→ To do
All of the data must be printed exactly; please include every line.
--- start ---
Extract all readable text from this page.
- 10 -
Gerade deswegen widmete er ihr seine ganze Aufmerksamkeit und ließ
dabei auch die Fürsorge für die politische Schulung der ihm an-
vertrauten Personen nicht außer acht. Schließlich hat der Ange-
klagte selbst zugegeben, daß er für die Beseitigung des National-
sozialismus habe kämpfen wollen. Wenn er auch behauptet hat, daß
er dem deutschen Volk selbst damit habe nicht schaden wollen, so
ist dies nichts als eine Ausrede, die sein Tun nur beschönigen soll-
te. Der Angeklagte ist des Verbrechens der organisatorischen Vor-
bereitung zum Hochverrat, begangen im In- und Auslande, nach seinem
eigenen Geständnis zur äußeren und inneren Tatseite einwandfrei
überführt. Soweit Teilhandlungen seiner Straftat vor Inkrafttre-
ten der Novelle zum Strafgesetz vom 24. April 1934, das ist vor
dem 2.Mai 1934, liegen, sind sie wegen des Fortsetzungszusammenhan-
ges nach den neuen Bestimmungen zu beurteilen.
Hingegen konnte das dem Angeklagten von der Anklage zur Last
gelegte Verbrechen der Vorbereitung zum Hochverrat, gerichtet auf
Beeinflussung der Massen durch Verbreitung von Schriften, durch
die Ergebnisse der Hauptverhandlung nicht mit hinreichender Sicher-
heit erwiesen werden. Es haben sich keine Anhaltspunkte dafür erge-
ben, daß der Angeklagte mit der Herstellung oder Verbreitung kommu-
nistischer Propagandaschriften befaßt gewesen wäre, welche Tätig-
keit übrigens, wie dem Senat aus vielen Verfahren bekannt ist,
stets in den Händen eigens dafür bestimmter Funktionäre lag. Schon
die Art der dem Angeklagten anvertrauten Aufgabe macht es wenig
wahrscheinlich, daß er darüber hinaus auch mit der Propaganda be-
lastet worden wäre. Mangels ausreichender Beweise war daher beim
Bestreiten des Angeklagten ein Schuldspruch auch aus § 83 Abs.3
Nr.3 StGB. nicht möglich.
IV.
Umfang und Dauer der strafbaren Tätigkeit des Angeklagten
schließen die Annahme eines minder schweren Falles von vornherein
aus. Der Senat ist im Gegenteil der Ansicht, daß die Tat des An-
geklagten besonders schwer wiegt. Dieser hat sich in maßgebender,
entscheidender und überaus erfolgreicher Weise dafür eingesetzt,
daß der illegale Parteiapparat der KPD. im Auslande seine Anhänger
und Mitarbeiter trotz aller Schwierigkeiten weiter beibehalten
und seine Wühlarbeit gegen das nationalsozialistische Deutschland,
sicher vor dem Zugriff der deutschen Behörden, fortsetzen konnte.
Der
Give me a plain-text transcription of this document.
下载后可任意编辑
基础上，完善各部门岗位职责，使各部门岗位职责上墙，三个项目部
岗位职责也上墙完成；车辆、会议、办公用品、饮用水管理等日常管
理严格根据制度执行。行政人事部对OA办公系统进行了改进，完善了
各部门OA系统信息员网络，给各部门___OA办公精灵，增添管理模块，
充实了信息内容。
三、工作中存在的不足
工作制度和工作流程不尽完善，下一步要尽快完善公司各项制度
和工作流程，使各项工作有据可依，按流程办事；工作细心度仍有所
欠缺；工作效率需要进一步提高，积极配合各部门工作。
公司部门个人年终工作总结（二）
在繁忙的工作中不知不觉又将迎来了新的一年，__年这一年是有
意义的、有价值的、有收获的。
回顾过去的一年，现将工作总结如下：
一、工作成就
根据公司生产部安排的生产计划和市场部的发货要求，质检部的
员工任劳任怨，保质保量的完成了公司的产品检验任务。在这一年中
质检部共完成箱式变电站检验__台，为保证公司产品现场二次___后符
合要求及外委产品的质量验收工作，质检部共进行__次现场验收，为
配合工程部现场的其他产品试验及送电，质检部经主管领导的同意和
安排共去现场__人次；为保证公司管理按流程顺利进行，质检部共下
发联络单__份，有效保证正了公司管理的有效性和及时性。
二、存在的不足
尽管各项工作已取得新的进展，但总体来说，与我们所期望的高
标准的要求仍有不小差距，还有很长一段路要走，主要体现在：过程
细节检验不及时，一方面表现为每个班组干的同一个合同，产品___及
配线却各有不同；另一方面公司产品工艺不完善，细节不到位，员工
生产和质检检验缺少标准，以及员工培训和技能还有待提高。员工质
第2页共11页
--- end ---
→ Answer for the task
Extract all readable text from this page.
- 10 -
Gerade deswegen widmete er ihr seine ganze Aufmerksamkeit und ließ
dabei auch die Fürsorge für die politische Schulung der ihm an-
vertrauten Personen nicht außer acht. Schließlich hat der Ange-
klagte selbst zugegeben, daß er für die Beseitigung des National-
sozialismus habe kämpfen wollen. Wenn er auch behauptet hat, daß
er dem deutschen Volk selbst damit habe nicht schaden wollen, so
ist dies nichts als eine Ausrede, die sein Tun nur beschönigen soll-
te. Der Angeklagte ist des Verbrechens der organisatorischen Vor-
bereitung zum Hochverrat, begangen im In- und Auslande, nach seinem
eigenen Geständnis zur äußeren und inneren Tatseite einwandfrei
überführt. Soweit Teilhandlungen seiner Straftat vor Inkrafttre-
ten der Novelle zum Strafgesetz vom 24. April 1934, das ist vor
dem 2.Mai 1934, liegen, sind sie wegen des Fortsetzungszusammenhan-
ges nach den neuen Bestimmungen zu beurteilen.
Hingegen konnte das dem Angeklagten von der Anklage zur Last
gelegte Verbrechen der Vorbereitung zum Hochverrat, gerichtet auf
Beeinflussung der Massen durch Verbreitung von Schriften, durch
die Ergebnisse der Hauptverhandlung nicht mit hinreichender Sicher-
heit erwiesen werden. Es haben sich keine Anhaltspunkte dafür erge-
ben, daß der Angeklagte mit der Herstellung oder Verbreitung kommu-
nistischer Propagandaschriften befaßt gewesen wäre, welche Tätig-
keit übrigens, wie dem Senat aus vielen Verfahren bekannt ist,
stets in den Händen eigens dafür bestimmter Funktionäre lag. Schon
die Art der dem Angeklagten anvertrauten Aufgabe macht es wenig
wahrscheinlich, daß er darüber hinaus auch mit der Propaganda be-
lastet worden wäre. Mangels ausreichender Beweise war daher beim
Bestreiten des Angeklagten ein Schuldspruch auch aus § 83 Abs.3
Nr.3 StGB. nicht möglich.
IV.
Umfang und Dauer der strafbaren Tätigkeit des Angeklagten
schließen die Annahme eines minder schweren Falles von vornherein
aus. Der Senat ist im Gegenteil der Ansicht, daß die Tat des An-
geklagten besonders schwer wiegt. Dieser hat sich in maßgebender,
entscheidender und überaus erfolgreicher Weise dafür eingesetzt,
daß der illegale Parteiapparat der KPD. im Auslande seine Anhänger
und Mitarbeiter trotz aller Schwierigkeiten weiter beibehalten
und seine Wühlarbeit gegen das nationalsozialistische Deutschland,
sicher vor dem Zugriff der deutschen Behörden, fortsetzen konnte.
Der
Give me a plain-text transcription of this document.
下载后可任意编辑
基础上，完善各部门岗位职责，使各部门岗位职责上墙，三个项目部
岗位职责也上墙完成；车辆、会议、办公用品、饮用水管理等日常管
理严格根据制度执行。行政人事部对OA办公系统进行了改进，完善了
各部门OA系统信息员网络，给各部门___OA办公精灵，增添管理模块，
充实了信息内容。
三、工作中存在的不足
工作制度和工作流程不尽完善，下一步要尽快完善公司各项制度
和工作流程，使各项工作有据可依，按流程办事；工作细心度仍有所
欠缺；工作效率需要进一步提高，积极配合各部门工作。
公司部门个人年终工作总结（二）
在繁忙的工作中不知不觉又将迎来了新的一年，__年这一年是有
意义的、有价值的、有收获的。
回顾过去的一年，现将工作总结如下：
一、工作成就
根据公司生产部安排的生产计划和市场部的发货要求，质检部的
员工任劳任怨，保质保量的完成了公司的产品检验任务。在这一年中
质检部共完成箱式变电站检验__台，为保证公司产品现场二次___后符
合要求及外委产品的质量验收工作，质检部共进行__次现场验收，为
配合工程部现场的其他产品试验及送电，质检部经主管领导的同意和
安排共去现场__人次；为保证公司管理按流程顺利进行，质检部共下
发联络单__份，有效保证正了公司管理的有效性和及时性。
二、存在的不足
尽管各项工作已取得新的进展，但总体来说，与我们所期望的高
标准的要求仍有不小差距，还有很长一段路要走，主要体现在：过程
细节检验不及时，一方面表现为每个班组干的同一个合同，产品___及
配线却各有不同；另一方面公司产品工艺不完善，细节不到位，员工
生产和质检检验缺少标准，以及员工培训和技能还有待提高。员工质
第2页共11页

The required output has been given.